Your task: Which lines hold the string "JSON"? Copy every one of them.

* Begin Exercise inputs *

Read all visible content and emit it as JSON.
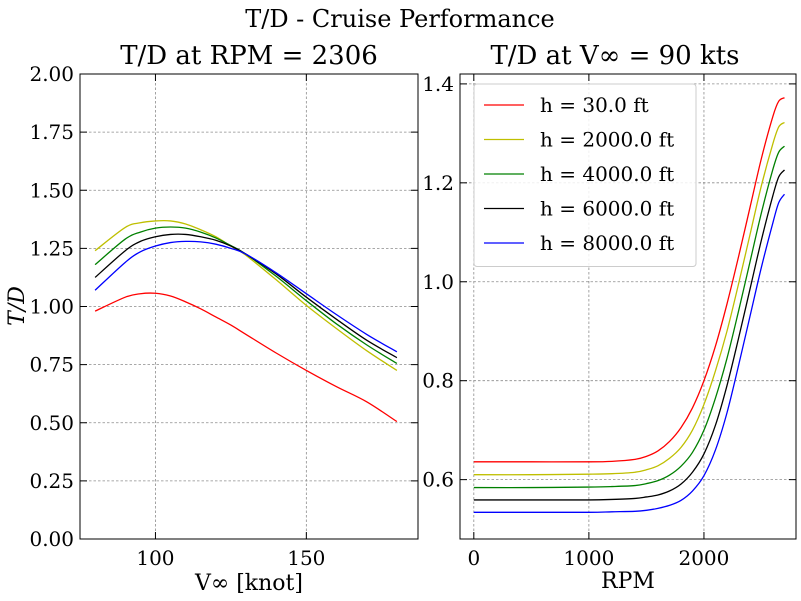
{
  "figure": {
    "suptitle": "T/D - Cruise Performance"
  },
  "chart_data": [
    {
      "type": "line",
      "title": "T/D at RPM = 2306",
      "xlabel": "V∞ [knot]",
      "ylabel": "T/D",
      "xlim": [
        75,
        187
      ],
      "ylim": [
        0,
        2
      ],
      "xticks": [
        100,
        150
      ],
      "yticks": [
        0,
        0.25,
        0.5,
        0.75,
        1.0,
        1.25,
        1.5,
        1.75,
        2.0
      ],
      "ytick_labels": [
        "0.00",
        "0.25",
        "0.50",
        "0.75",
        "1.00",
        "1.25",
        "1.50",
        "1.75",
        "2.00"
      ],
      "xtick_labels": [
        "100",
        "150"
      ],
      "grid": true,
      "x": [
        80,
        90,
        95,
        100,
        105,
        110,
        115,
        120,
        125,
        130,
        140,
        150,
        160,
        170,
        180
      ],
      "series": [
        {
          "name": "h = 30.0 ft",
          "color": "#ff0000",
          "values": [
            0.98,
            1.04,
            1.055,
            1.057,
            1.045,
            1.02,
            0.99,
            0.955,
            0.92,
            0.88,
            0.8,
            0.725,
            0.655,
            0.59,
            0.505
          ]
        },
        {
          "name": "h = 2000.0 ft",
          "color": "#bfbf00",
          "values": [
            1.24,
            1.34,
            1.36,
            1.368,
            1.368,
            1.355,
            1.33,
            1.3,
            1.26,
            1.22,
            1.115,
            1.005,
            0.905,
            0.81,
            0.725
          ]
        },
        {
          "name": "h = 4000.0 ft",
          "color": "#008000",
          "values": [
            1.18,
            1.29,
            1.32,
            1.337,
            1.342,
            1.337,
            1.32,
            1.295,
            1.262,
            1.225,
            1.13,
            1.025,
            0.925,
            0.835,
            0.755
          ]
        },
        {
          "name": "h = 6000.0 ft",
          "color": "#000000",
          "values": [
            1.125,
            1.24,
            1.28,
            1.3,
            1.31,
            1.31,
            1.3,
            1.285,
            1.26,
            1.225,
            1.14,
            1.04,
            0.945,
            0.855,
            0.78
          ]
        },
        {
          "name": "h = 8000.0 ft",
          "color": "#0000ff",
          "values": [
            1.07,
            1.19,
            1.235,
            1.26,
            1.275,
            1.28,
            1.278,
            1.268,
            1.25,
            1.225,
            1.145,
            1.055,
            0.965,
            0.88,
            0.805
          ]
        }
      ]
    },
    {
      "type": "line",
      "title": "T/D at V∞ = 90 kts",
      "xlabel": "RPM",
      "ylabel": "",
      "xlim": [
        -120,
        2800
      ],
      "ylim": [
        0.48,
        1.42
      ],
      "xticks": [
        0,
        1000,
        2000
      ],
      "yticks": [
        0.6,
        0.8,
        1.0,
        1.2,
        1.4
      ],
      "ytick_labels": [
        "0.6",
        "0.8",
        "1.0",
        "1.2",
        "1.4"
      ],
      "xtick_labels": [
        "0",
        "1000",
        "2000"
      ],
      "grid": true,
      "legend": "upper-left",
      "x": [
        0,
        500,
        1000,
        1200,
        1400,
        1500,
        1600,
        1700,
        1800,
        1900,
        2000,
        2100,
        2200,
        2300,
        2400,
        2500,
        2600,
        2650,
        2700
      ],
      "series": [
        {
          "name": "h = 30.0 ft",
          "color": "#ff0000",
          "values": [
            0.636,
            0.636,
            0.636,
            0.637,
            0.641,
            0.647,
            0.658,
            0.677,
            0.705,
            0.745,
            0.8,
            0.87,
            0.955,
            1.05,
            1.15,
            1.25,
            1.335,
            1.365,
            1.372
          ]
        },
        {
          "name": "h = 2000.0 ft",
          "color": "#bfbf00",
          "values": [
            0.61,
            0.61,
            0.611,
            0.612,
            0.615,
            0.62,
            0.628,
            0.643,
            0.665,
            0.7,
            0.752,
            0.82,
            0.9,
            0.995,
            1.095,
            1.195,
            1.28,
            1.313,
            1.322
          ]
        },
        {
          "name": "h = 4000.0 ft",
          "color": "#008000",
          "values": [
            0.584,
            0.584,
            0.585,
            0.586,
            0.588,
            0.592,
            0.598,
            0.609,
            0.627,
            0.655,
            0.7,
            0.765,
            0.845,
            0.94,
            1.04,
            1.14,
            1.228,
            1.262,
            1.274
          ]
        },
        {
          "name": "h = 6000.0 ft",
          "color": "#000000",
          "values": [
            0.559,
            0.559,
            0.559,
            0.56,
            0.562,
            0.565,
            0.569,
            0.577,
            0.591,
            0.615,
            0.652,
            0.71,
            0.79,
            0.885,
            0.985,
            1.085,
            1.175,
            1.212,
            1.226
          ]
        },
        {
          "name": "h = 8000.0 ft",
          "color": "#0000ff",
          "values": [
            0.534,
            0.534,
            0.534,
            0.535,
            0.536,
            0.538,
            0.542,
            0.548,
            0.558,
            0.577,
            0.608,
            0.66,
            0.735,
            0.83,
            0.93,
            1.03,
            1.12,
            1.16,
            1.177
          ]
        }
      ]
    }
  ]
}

* End Exercise inputs *
* Begin Exercise inputs *

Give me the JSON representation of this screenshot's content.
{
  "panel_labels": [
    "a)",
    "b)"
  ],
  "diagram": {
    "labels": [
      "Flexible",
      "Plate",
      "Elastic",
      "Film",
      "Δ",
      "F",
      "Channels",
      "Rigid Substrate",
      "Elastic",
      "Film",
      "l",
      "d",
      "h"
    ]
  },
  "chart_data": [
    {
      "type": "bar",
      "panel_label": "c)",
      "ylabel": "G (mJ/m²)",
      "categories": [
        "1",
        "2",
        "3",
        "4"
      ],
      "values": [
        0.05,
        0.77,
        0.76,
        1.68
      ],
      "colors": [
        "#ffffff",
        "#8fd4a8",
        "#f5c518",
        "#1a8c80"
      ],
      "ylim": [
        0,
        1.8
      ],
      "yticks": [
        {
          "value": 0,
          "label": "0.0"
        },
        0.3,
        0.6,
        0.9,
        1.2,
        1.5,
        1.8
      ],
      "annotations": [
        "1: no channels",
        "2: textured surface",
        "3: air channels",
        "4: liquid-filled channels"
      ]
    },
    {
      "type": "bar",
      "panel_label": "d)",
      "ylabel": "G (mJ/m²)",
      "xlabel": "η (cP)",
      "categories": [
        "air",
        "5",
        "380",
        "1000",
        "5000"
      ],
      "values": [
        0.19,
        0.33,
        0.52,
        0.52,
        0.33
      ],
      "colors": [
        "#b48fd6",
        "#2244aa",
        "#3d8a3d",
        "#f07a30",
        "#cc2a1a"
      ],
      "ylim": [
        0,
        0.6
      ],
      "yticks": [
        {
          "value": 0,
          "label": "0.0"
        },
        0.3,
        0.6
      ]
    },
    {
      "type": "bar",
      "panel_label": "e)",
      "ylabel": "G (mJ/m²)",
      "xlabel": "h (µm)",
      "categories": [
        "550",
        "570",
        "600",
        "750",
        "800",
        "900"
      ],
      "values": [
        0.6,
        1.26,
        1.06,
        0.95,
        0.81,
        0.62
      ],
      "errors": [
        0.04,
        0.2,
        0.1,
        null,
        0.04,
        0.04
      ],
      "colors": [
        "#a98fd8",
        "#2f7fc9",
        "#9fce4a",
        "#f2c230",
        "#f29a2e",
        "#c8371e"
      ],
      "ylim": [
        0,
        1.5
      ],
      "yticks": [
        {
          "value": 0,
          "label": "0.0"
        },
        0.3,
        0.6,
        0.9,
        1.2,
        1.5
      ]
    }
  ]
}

* End Exercise inputs *

Final result:
Read all visible content and emit it as JSON.
Give me the JSON representation of this screenshot's content.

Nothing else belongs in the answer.